Problem → Pull out every line below holding the word "Residue".

Available records →

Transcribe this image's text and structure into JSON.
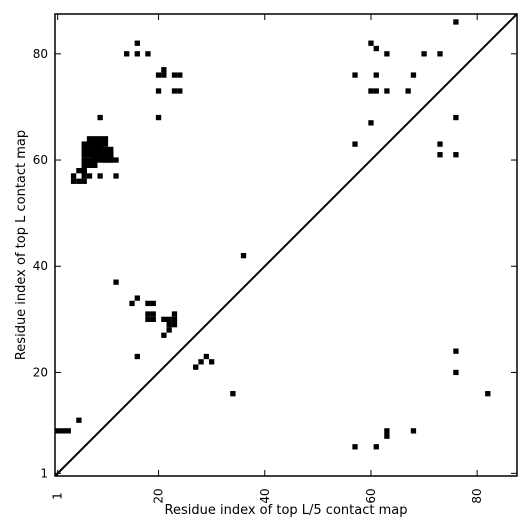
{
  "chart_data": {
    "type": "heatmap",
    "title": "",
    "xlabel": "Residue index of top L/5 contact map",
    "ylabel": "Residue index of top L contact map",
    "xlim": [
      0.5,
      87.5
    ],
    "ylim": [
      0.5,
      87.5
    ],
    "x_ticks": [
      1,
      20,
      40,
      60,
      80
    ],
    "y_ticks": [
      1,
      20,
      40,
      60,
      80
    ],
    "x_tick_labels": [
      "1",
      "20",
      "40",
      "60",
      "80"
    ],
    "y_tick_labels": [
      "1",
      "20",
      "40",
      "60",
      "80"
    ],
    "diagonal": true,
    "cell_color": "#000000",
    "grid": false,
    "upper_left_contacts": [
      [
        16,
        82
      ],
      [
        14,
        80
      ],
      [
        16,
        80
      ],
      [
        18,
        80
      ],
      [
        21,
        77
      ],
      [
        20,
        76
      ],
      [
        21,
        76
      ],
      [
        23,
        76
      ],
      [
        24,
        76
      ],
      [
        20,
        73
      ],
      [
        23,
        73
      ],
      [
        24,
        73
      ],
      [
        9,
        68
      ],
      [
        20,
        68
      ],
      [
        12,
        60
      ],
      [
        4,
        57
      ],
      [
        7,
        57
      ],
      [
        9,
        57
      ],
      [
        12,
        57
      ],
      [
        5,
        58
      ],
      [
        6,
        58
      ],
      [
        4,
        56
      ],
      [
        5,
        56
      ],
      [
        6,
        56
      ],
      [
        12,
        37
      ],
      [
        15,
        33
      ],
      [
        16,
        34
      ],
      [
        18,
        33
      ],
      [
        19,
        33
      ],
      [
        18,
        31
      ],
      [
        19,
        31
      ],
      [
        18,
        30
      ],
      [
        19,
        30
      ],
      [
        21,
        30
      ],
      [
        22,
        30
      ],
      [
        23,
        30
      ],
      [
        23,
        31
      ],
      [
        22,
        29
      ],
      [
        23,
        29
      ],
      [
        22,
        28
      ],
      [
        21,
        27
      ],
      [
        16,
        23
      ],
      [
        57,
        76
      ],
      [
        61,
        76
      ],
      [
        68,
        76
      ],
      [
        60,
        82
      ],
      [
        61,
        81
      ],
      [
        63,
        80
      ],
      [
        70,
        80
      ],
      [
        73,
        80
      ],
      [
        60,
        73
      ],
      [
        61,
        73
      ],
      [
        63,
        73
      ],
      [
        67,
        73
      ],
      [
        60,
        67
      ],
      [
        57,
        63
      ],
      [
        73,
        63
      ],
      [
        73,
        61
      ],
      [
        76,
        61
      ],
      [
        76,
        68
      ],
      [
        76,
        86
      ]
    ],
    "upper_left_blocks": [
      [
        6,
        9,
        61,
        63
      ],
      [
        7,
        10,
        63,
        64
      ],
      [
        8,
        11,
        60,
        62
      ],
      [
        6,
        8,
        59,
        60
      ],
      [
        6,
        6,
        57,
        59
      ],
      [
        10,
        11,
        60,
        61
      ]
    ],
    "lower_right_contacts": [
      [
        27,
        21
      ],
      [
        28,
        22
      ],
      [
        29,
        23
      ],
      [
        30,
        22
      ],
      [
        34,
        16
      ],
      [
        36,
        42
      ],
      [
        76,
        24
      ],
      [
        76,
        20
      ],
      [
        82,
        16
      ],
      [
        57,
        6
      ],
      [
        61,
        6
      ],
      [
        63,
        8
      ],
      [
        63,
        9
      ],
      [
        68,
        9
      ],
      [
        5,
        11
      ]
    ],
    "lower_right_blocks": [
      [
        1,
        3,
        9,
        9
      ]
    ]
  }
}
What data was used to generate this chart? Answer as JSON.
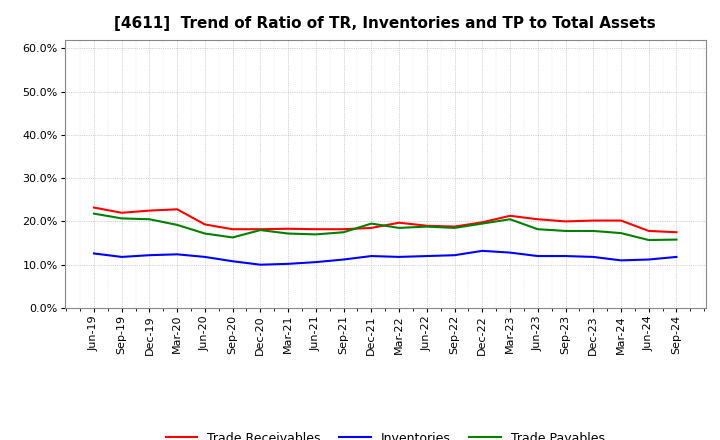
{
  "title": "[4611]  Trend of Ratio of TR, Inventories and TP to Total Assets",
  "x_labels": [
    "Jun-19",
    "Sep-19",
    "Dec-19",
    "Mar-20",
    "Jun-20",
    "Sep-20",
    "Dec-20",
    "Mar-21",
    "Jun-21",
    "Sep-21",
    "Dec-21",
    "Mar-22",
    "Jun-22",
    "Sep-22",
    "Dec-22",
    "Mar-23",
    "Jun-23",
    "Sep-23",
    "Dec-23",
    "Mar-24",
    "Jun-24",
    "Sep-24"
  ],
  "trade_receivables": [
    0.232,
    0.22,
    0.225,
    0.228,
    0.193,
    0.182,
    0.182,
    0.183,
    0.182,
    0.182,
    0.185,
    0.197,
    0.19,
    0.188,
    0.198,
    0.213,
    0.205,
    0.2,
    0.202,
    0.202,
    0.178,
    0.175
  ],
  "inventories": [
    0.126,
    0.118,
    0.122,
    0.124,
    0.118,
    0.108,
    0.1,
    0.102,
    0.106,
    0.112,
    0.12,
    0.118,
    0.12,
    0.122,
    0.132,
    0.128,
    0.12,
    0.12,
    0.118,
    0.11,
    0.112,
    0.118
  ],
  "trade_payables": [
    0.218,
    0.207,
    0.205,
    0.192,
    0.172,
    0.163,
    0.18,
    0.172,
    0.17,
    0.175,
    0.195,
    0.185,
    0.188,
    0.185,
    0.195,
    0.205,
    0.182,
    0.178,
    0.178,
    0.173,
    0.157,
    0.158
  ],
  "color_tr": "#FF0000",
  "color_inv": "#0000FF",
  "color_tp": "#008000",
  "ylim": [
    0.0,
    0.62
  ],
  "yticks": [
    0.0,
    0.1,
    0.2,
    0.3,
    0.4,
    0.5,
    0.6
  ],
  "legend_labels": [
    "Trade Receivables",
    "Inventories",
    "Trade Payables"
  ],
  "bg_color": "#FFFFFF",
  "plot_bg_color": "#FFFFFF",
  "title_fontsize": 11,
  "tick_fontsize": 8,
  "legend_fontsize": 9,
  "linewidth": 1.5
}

Task output →
    "xlabel": "Residue index of top L/5 contact map",
    "ylabel": "Residue index of top L contact map",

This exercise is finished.